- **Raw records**

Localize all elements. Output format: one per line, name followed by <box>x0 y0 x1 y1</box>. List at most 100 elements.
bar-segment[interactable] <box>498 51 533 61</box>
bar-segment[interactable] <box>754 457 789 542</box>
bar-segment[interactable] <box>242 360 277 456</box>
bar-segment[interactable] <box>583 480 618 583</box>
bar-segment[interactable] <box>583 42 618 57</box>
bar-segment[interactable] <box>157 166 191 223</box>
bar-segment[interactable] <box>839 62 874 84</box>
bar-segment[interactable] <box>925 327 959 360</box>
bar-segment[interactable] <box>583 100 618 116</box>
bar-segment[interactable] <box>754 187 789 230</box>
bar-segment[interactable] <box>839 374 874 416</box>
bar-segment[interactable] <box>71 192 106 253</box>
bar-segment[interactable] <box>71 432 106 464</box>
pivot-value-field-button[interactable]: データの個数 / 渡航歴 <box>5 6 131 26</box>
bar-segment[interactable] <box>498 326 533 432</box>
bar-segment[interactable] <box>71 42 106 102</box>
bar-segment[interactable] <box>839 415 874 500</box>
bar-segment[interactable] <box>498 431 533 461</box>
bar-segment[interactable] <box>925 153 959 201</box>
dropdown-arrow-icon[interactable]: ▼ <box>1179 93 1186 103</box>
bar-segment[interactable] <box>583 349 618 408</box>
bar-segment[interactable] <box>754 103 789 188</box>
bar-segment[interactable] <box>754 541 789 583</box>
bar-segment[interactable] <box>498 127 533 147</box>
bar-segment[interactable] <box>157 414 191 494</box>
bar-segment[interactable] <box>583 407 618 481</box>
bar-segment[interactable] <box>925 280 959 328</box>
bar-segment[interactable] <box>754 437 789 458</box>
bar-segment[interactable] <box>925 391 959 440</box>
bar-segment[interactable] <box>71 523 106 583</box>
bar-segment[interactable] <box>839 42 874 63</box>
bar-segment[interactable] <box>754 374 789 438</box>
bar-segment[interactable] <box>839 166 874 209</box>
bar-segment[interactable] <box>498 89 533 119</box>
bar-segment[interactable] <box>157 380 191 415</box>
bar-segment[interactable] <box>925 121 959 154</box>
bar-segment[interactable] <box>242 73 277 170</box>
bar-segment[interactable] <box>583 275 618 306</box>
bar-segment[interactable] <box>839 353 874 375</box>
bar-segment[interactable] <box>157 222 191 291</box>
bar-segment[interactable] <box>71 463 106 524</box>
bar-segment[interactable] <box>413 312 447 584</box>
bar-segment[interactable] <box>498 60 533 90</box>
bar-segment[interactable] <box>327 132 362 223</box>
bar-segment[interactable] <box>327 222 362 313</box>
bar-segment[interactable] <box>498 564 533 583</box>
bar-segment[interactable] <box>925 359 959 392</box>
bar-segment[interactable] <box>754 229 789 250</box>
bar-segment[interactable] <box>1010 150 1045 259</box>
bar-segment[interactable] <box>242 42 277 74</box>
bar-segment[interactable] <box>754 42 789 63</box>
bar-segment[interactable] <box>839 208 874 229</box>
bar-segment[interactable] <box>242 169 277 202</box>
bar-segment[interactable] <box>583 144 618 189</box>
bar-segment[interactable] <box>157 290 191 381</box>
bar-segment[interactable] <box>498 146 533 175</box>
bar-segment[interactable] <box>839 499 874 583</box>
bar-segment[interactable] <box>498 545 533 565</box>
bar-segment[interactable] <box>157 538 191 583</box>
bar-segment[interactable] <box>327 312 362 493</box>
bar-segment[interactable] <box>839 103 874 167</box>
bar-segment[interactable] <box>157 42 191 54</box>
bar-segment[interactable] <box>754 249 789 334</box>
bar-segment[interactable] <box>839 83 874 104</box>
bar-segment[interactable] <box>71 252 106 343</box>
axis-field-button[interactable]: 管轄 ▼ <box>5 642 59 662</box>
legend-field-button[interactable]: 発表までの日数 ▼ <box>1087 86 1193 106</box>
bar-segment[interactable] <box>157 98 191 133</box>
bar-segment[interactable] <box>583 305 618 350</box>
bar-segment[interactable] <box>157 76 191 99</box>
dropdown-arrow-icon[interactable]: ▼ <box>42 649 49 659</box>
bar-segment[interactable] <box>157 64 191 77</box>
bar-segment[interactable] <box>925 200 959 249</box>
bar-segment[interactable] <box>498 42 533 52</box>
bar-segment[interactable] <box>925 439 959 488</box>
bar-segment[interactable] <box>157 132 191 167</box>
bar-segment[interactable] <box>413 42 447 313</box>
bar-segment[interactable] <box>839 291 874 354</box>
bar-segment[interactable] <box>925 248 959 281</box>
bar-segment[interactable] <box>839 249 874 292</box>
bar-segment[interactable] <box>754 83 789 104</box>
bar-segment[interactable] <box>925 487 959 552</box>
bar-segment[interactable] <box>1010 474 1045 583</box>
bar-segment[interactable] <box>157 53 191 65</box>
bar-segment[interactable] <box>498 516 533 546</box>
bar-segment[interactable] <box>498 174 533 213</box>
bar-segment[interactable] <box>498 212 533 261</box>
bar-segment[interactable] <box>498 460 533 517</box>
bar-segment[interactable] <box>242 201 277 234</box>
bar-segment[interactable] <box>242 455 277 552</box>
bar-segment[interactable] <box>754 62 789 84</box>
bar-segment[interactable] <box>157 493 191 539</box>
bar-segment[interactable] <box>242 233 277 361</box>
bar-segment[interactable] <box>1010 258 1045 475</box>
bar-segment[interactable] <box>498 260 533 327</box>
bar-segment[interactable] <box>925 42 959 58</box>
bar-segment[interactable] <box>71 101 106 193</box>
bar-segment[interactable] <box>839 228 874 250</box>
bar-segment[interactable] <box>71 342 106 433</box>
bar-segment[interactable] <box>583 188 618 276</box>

- **Given exercise**
Reproduce every line of the records above, without alteration.

- **Completed exercise**
Localize all elements. Output format: one per line, name followed by <box>x0 y0 x1 y1</box>. List at most 100 elements.
bar-segment[interactable] <box>498 51 533 61</box>
bar-segment[interactable] <box>754 457 789 542</box>
bar-segment[interactable] <box>242 360 277 456</box>
bar-segment[interactable] <box>583 480 618 583</box>
bar-segment[interactable] <box>583 42 618 57</box>
bar-segment[interactable] <box>157 166 191 223</box>
bar-segment[interactable] <box>839 62 874 84</box>
bar-segment[interactable] <box>925 327 959 360</box>
bar-segment[interactable] <box>583 100 618 116</box>
bar-segment[interactable] <box>754 187 789 230</box>
bar-segment[interactable] <box>839 374 874 416</box>
bar-segment[interactable] <box>71 192 106 253</box>
bar-segment[interactable] <box>71 432 106 464</box>
pivot-value-field-button[interactable]: データの個数 / 渡航歴 <box>5 6 131 26</box>
bar-segment[interactable] <box>498 326 533 432</box>
bar-segment[interactable] <box>71 42 106 102</box>
bar-segment[interactable] <box>839 415 874 500</box>
bar-segment[interactable] <box>498 431 533 461</box>
bar-segment[interactable] <box>925 153 959 201</box>
dropdown-arrow-icon[interactable]: ▼ <box>1179 93 1186 103</box>
bar-segment[interactable] <box>583 349 618 408</box>
bar-segment[interactable] <box>754 103 789 188</box>
bar-segment[interactable] <box>754 541 789 583</box>
bar-segment[interactable] <box>498 127 533 147</box>
bar-segment[interactable] <box>157 414 191 494</box>
bar-segment[interactable] <box>583 407 618 481</box>
bar-segment[interactable] <box>925 280 959 328</box>
bar-segment[interactable] <box>754 437 789 458</box>
bar-segment[interactable] <box>925 391 959 440</box>
bar-segment[interactable] <box>71 523 106 583</box>
bar-segment[interactable] <box>839 42 874 63</box>
bar-segment[interactable] <box>754 374 789 438</box>
bar-segment[interactable] <box>839 166 874 209</box>
bar-segment[interactable] <box>498 89 533 119</box>
bar-segment[interactable] <box>157 380 191 415</box>
bar-segment[interactable] <box>925 121 959 154</box>
bar-segment[interactable] <box>242 73 277 170</box>
bar-segment[interactable] <box>583 275 618 306</box>
bar-segment[interactable] <box>839 353 874 375</box>
bar-segment[interactable] <box>157 222 191 291</box>
bar-segment[interactable] <box>71 463 106 524</box>
bar-segment[interactable] <box>413 312 447 584</box>
bar-segment[interactable] <box>498 60 533 90</box>
bar-segment[interactable] <box>327 132 362 223</box>
bar-segment[interactable] <box>327 222 362 313</box>
bar-segment[interactable] <box>498 564 533 583</box>
bar-segment[interactable] <box>925 359 959 392</box>
bar-segment[interactable] <box>754 229 789 250</box>
bar-segment[interactable] <box>1010 150 1045 259</box>
bar-segment[interactable] <box>242 42 277 74</box>
bar-segment[interactable] <box>754 42 789 63</box>
bar-segment[interactable] <box>839 208 874 229</box>
bar-segment[interactable] <box>242 169 277 202</box>
bar-segment[interactable] <box>583 144 618 189</box>
bar-segment[interactable] <box>157 290 191 381</box>
bar-segment[interactable] <box>498 146 533 175</box>
bar-segment[interactable] <box>839 499 874 583</box>
bar-segment[interactable] <box>498 545 533 565</box>
bar-segment[interactable] <box>157 538 191 583</box>
bar-segment[interactable] <box>327 312 362 493</box>
bar-segment[interactable] <box>839 103 874 167</box>
bar-segment[interactable] <box>157 42 191 54</box>
bar-segment[interactable] <box>754 249 789 334</box>
bar-segment[interactable] <box>839 83 874 104</box>
bar-segment[interactable] <box>71 252 106 343</box>
axis-field-button[interactable]: 管轄 ▼ <box>5 642 59 662</box>
legend-field-button[interactable]: 発表までの日数 ▼ <box>1087 86 1193 106</box>
bar-segment[interactable] <box>157 98 191 133</box>
bar-segment[interactable] <box>583 305 618 350</box>
bar-segment[interactable] <box>157 76 191 99</box>
dropdown-arrow-icon[interactable]: ▼ <box>42 649 49 659</box>
bar-segment[interactable] <box>157 64 191 77</box>
bar-segment[interactable] <box>925 200 959 249</box>
bar-segment[interactable] <box>498 42 533 52</box>
bar-segment[interactable] <box>925 439 959 488</box>
bar-segment[interactable] <box>157 132 191 167</box>
bar-segment[interactable] <box>413 42 447 313</box>
bar-segment[interactable] <box>839 291 874 354</box>
bar-segment[interactable] <box>925 248 959 281</box>
bar-segment[interactable] <box>839 249 874 292</box>
bar-segment[interactable] <box>754 83 789 104</box>
bar-segment[interactable] <box>925 487 959 552</box>
bar-segment[interactable] <box>1010 474 1045 583</box>
bar-segment[interactable] <box>157 53 191 65</box>
bar-segment[interactable] <box>498 516 533 546</box>
bar-segment[interactable] <box>498 174 533 213</box>
bar-segment[interactable] <box>498 212 533 261</box>
bar-segment[interactable] <box>498 460 533 517</box>
bar-segment[interactable] <box>242 201 277 234</box>
bar-segment[interactable] <box>242 455 277 552</box>
bar-segment[interactable] <box>754 62 789 84</box>
bar-segment[interactable] <box>157 493 191 539</box>
bar-segment[interactable] <box>242 233 277 361</box>
bar-segment[interactable] <box>1010 258 1045 475</box>
bar-segment[interactable] <box>498 260 533 327</box>
bar-segment[interactable] <box>925 42 959 58</box>
bar-segment[interactable] <box>71 101 106 193</box>
bar-segment[interactable] <box>839 228 874 250</box>
bar-segment[interactable] <box>71 342 106 433</box>
bar-segment[interactable] <box>583 188 618 276</box>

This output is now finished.